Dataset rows
[Start]

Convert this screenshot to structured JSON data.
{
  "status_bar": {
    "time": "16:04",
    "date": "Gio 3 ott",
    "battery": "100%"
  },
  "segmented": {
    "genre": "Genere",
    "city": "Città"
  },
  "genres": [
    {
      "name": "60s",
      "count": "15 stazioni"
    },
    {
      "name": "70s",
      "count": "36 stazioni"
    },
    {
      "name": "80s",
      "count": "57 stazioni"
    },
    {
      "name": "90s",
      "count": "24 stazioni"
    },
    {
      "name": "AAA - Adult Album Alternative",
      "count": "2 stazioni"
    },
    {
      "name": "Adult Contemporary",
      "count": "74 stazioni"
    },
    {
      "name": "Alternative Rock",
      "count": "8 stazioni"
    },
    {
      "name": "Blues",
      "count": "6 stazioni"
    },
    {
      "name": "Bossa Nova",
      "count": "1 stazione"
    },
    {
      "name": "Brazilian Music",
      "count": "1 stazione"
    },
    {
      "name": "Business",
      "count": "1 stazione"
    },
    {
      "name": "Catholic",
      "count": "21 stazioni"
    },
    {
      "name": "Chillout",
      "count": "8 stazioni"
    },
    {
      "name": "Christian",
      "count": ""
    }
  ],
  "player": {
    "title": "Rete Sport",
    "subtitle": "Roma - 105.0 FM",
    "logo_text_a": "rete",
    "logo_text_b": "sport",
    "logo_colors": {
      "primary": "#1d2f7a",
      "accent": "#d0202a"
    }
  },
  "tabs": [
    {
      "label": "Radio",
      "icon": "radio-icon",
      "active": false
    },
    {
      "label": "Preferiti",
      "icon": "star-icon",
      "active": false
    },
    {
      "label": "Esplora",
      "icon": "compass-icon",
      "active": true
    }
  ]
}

[End]
[Start]

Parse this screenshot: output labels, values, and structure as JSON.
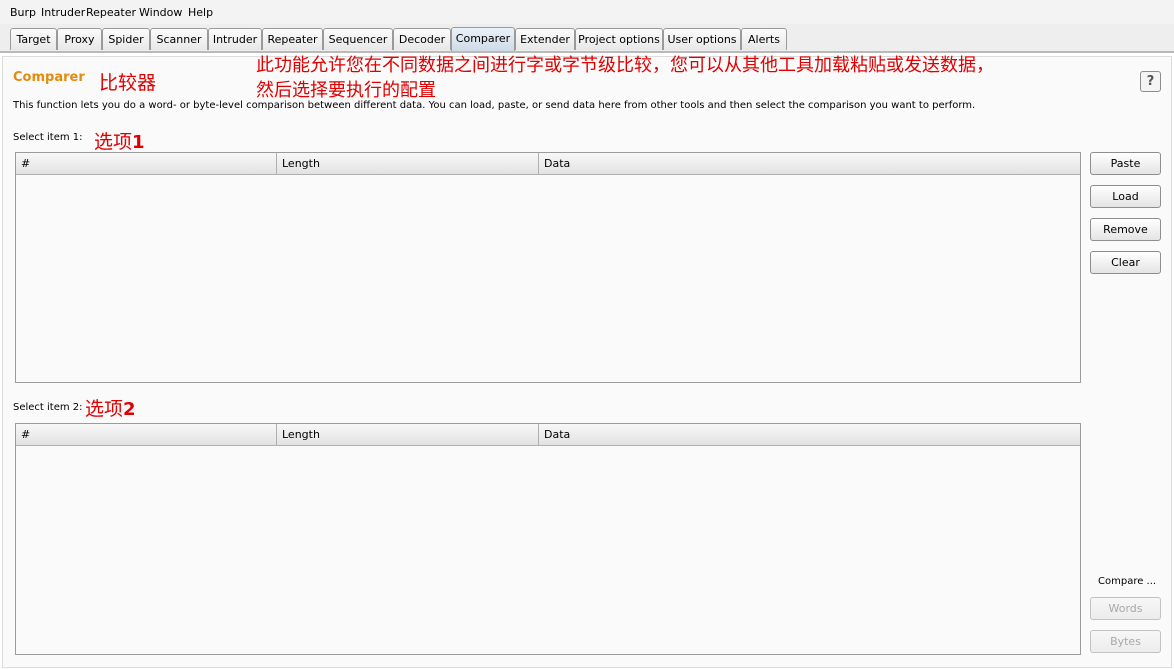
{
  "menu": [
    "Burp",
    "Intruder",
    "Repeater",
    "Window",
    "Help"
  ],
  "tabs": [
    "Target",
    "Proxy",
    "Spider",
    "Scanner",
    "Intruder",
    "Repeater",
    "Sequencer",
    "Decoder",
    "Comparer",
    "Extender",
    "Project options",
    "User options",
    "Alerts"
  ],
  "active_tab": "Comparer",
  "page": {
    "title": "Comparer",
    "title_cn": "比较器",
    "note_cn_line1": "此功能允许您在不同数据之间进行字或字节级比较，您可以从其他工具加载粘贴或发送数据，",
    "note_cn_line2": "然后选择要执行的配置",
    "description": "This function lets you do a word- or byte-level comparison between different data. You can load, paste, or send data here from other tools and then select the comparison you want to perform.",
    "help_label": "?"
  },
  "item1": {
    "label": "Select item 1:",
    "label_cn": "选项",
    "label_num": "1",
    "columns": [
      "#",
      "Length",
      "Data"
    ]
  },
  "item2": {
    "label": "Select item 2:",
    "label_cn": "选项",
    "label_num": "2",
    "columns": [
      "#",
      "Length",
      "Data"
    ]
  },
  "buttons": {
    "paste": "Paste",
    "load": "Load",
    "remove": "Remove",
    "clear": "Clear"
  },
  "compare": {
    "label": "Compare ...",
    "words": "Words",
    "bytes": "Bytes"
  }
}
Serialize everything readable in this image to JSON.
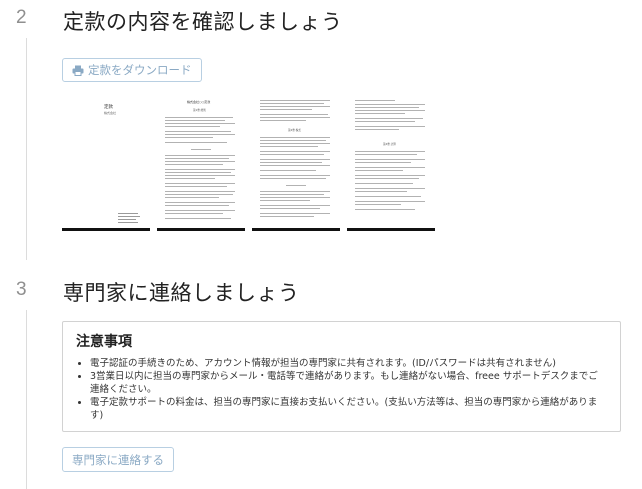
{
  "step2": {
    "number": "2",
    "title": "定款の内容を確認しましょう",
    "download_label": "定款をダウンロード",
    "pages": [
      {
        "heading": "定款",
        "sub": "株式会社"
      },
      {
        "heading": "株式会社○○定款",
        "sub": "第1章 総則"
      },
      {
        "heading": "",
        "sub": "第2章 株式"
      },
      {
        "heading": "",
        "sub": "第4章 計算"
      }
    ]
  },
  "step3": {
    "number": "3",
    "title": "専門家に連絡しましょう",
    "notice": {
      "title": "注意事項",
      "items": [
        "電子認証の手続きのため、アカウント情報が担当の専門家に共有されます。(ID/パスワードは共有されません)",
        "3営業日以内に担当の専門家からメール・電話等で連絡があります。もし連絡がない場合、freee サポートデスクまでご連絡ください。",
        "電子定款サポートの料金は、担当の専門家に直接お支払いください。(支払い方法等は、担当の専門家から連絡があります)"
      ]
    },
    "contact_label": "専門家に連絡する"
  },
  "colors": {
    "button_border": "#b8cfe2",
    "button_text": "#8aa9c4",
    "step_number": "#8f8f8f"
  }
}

[End]
[Start]

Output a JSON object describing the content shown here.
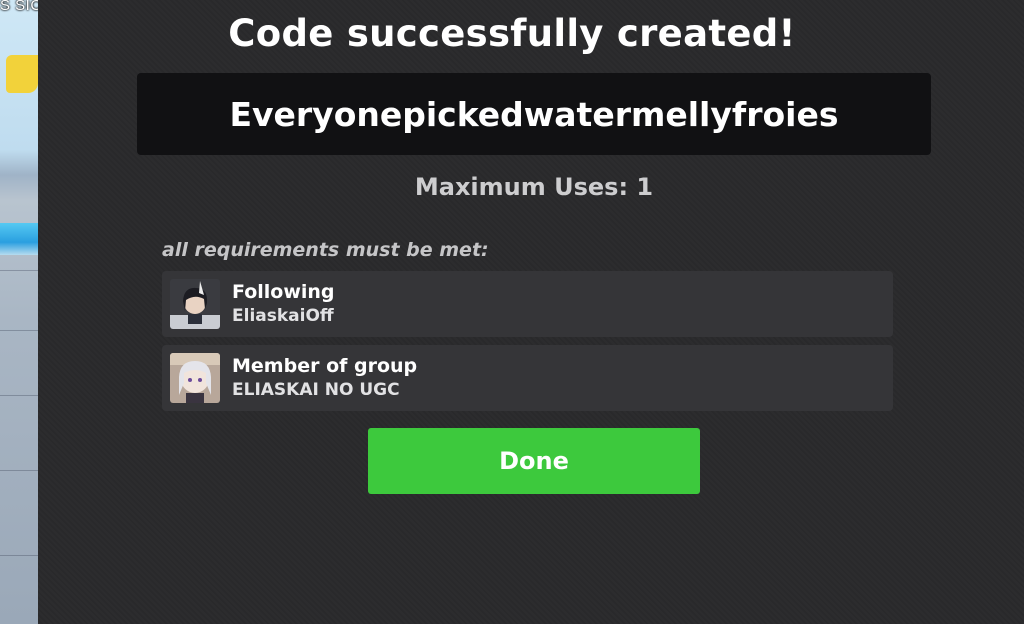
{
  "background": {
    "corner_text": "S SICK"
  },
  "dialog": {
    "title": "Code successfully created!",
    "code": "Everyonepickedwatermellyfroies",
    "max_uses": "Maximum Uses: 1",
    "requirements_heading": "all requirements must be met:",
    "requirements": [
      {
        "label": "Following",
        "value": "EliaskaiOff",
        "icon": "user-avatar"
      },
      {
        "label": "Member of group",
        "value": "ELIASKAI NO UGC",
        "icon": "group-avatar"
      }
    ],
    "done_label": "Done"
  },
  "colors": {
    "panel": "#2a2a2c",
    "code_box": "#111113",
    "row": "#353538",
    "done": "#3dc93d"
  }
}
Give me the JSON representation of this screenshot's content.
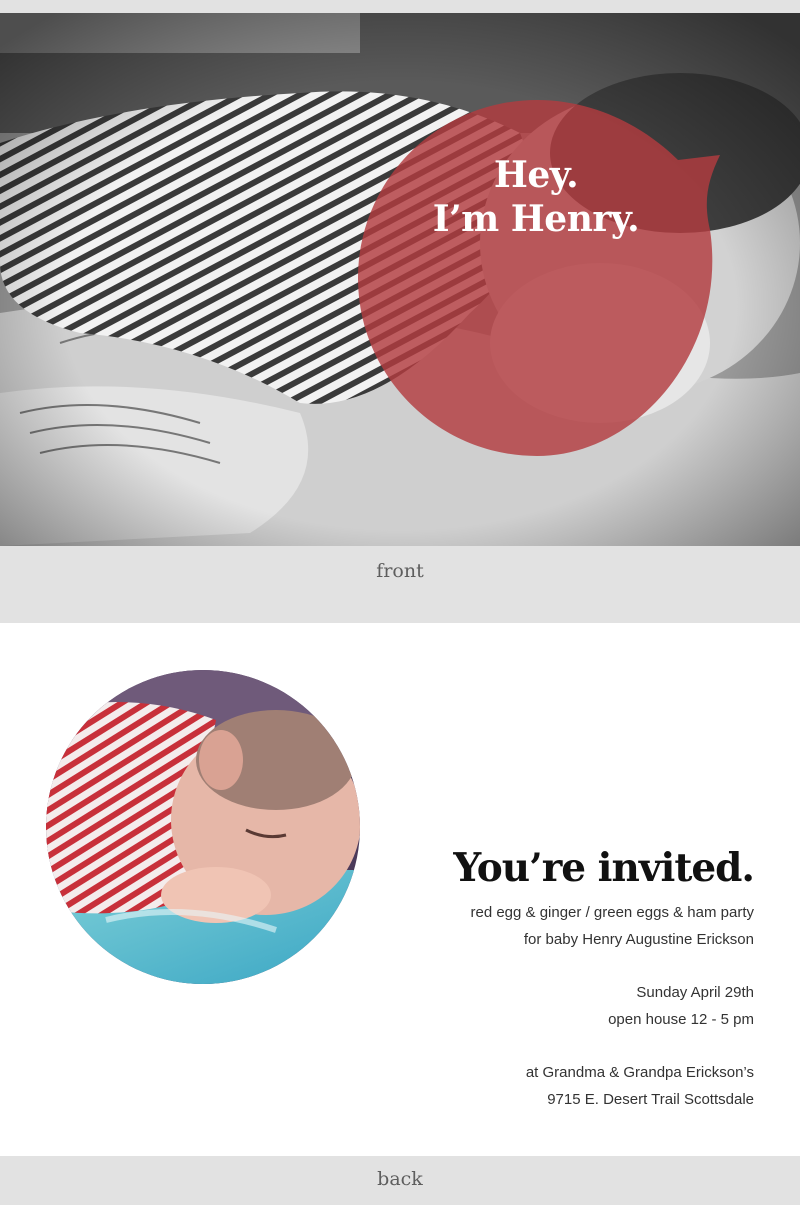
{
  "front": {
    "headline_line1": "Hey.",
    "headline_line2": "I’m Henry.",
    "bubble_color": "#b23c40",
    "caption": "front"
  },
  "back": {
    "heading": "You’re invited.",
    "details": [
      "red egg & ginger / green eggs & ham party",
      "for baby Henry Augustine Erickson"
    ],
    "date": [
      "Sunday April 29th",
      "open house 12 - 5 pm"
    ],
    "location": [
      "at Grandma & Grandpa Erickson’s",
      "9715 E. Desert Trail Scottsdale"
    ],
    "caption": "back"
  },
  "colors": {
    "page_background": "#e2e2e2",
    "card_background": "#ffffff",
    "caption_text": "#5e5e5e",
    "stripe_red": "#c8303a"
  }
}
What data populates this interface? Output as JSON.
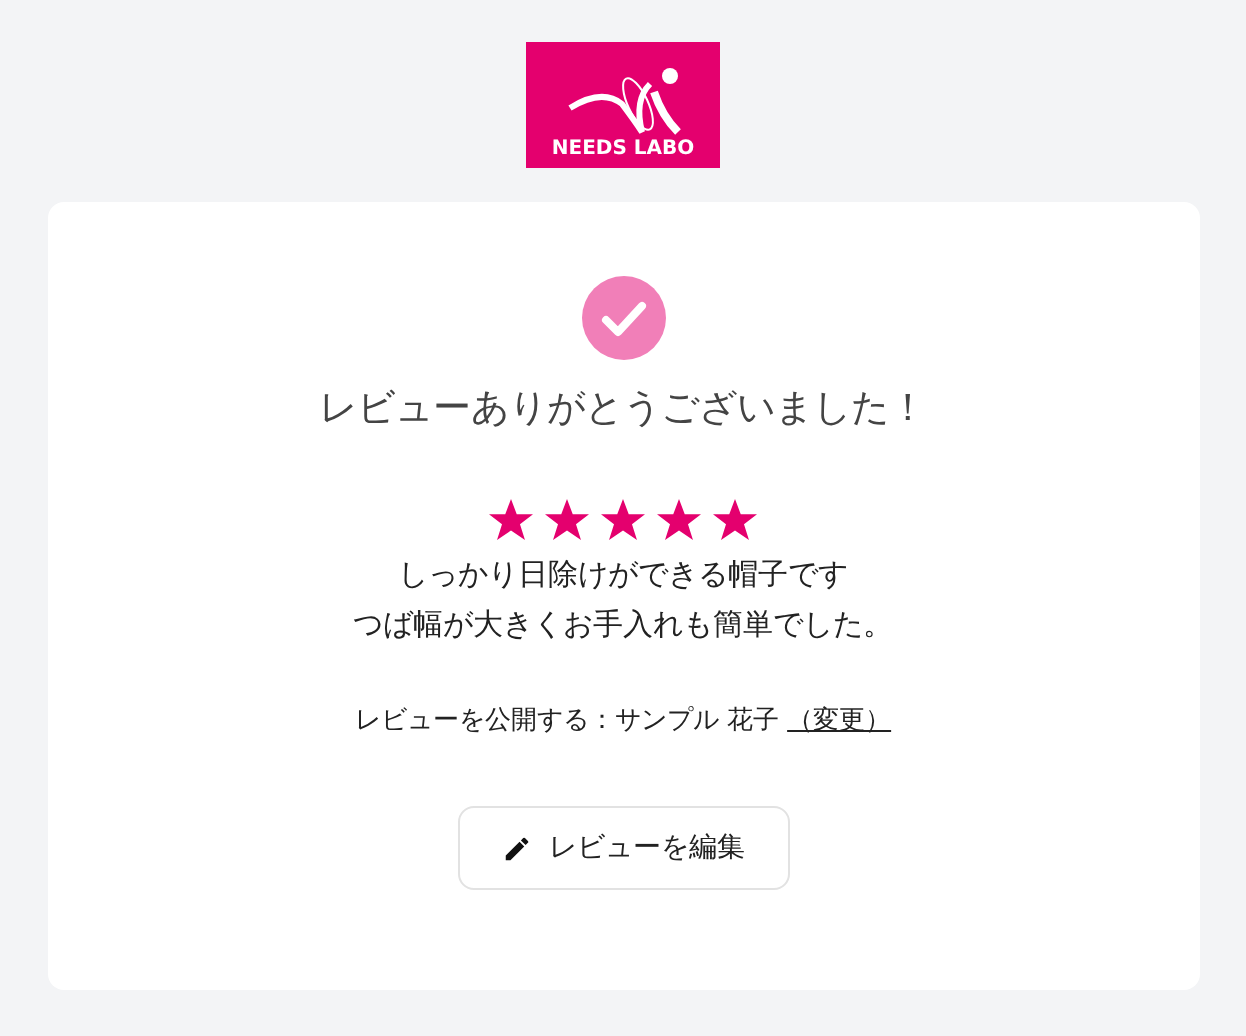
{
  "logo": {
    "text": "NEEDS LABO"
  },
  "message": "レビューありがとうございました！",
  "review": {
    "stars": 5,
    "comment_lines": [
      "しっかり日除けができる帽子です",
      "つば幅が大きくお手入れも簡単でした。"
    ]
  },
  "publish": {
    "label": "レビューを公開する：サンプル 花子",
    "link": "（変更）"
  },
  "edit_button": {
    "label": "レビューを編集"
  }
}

[End]

Scan the lines above for "content", then copy every one that has it.

Output a JSON object describing the content shown here.
Give me the JSON representation of this screenshot's content.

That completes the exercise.